Als je in de klimhal een 7a+ kan klimmen, welk niveau zou je dan in de VS of Duitsland moeten kunnen klimmen? In principe hetzelfde natuurlijk, maar hoe verhoudt de in ons land gebruikelijke Franse waardering zich met de moeilijkheidswaarderingen die in andere landen gebruikt worden?
De moeilijkheid van klim- en boulderroutes is voor menig klimmer een onderwerp waarover hij niet uitgepraat raakt. Wereldwijd worden er dan ook een handvol verschillende schalen in gebruik om de moeilijkheidsgraad van klimroutes en boulderroutes aan te geven. De belangrijkste moeilijkheidswaarderingen zijn de Franse, Britse, UIAA, Scandinavische en Ewbank/Australische. De moeilijkheidsgraad van boulders wordt met een eigen moeilijkheidswaardering aangeduid, en om het extra lastig te maken geldt er voor bouldertraverses soms een aparte waardering.
We leggen je uit hoe het precies in elkaar steekt met de cijfertjes bij het rots- en sportklimmen en het boulderen.
Om te beginnen is het onmogelijk om de moeilijkheid van een route exact te bepalen zoals dat wel kan met de afstand van een marathon of het gewicht van een set halters. De moeilijkheid van een route is een complex samenspel van vele factoren waaronder de soort rots (wrijving), de overzichtelijkheid, de grootte van de grepen en de afstand ertussen, de continuïteit en de stijl van de route. De grenzen van een moeilijkheidsgraad liggen daarom ook niet vast en er kan per hal, per gebied of per land een bepaalde afwijking van het gemiddelde zijn. Zo gelden sommige gebieden als 'makkelijk' en andere gebieden als 'moeilijk'. Het zelfde gaat op voor klim- en boulderhallen en in de ene hal klim je makkelijk een 6b, terwijl dat in de andere hal onmogelijk is.

---*---

OPDRACHTEN:
1 – Welke moeilijkheidswaarderingen noemt de tekst over moeilijkheidsgraden bij het klimmen als de belangrijkste?
2 – Geef uit de tekst over moeilijkheidsgraden bij het klimmen het stuk letterlijk weer dat begint met "We leggen je" en doorloopt tot en met "hal onmogelijk is.".

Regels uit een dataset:
---*---

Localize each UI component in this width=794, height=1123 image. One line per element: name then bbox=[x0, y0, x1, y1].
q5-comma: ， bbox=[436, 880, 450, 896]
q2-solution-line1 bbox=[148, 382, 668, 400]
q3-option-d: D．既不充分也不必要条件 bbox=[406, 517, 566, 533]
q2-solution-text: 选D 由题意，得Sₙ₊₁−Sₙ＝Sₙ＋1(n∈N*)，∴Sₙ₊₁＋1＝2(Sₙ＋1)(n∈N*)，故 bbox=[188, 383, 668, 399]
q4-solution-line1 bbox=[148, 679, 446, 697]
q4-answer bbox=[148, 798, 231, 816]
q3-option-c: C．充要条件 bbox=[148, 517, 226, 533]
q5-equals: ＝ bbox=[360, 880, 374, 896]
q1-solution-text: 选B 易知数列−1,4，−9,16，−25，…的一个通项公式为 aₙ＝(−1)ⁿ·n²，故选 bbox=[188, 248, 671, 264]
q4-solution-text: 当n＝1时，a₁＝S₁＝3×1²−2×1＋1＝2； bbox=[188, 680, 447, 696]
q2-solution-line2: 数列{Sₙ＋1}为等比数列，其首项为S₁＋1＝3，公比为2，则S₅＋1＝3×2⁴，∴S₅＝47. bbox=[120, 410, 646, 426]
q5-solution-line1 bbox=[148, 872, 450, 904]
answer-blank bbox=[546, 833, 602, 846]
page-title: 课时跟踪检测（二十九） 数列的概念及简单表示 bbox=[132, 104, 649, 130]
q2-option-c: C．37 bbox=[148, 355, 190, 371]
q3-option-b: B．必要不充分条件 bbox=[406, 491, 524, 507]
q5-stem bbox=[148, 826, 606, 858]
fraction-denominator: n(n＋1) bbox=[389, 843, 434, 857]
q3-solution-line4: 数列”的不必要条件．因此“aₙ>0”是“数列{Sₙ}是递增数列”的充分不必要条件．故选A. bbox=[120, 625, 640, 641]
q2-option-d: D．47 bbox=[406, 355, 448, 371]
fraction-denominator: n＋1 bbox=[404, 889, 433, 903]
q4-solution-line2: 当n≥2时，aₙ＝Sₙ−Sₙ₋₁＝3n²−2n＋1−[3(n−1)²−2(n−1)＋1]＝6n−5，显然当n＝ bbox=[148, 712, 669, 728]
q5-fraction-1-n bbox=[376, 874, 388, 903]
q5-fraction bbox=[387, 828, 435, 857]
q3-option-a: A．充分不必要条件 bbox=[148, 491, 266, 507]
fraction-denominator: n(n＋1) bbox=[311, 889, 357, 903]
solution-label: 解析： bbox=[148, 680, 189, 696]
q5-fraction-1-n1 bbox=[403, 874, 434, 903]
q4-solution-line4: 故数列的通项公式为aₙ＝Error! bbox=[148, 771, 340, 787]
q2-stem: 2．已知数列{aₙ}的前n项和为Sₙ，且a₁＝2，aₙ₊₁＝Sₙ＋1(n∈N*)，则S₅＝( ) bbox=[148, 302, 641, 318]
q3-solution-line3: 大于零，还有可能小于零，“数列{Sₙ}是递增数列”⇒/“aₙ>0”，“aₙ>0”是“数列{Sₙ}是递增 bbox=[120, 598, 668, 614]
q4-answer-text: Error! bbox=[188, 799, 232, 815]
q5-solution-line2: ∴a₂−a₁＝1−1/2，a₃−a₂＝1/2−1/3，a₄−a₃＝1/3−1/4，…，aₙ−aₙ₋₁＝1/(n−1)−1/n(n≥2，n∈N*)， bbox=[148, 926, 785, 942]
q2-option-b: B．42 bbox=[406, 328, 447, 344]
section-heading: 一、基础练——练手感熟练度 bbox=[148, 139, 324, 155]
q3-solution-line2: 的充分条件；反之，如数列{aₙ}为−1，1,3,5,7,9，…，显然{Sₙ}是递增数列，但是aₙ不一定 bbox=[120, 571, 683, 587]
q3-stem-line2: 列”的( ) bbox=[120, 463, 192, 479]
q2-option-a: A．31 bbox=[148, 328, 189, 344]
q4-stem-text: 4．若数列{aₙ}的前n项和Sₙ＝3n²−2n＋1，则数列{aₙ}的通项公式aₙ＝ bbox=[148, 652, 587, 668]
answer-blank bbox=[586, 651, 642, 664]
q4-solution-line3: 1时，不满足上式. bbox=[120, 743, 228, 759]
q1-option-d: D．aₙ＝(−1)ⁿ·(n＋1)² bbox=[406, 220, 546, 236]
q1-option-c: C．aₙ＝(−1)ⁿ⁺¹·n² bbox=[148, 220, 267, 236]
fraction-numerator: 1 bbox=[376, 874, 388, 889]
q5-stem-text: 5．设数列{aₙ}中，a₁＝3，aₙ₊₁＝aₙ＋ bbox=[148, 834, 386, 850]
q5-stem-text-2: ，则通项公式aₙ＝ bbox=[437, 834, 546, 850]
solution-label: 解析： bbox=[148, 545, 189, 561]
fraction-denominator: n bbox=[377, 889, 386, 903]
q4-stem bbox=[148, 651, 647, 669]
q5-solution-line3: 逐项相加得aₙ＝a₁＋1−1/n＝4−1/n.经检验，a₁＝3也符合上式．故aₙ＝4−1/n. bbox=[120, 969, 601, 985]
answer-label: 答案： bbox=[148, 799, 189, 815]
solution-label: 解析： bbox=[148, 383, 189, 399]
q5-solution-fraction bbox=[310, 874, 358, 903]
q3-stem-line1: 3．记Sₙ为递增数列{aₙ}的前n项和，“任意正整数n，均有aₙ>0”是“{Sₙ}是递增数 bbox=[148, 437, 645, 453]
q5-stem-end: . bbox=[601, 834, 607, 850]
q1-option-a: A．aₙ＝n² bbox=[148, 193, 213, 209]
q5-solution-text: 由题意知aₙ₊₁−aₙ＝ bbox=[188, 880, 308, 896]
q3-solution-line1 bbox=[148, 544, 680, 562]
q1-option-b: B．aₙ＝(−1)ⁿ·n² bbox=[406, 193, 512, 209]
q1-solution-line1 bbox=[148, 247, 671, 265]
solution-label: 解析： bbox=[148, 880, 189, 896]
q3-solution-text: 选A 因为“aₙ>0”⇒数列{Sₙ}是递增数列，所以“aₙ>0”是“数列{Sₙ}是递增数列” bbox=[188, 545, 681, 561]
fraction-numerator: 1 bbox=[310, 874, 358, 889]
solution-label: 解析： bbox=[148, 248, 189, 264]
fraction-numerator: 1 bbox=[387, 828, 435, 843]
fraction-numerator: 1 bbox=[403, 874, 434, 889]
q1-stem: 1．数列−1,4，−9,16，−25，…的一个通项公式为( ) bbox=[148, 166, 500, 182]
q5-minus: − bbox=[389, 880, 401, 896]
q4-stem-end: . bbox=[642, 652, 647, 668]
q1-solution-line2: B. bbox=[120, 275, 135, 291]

---*---

ANTWOORDEN:
1 – De Franse, Britse, UIAA, Scandinavische en Ewbank/Australische.

2 –
We leggen je uit hoe het precies in elkaar steekt met de cijfertjes bij het rots- en sportklimmen en het boulderen.
Om te beginnen is het onmogelijk om de moeilijkheid van een route exact te bepalen zoals dat wel kan met de afstand van een marathon of het gewicht van een set halters. De moeilijkheid van een route is een complex samenspel van vele factoren waaronder de soort rots (wrijving), de overzichtelijkheid, de grootte van de grepen en de afstand ertussen, de continuïteit en de stijl van de route. De grenzen van een moeilijkheidsgraad liggen daarom ook niet vast en er kan per hal, per gebied of per land een bepaalde afwijking van het gemiddelde zijn. Zo gelden sommige gebieden als 'makkelijk' en andere gebieden als 'moeilijk'. Het zelfde gaat op voor klim- en boulderhallen en in de ene hal klim je makkelijk een 6b, terwijl dat in de andere hal onmogelijk is.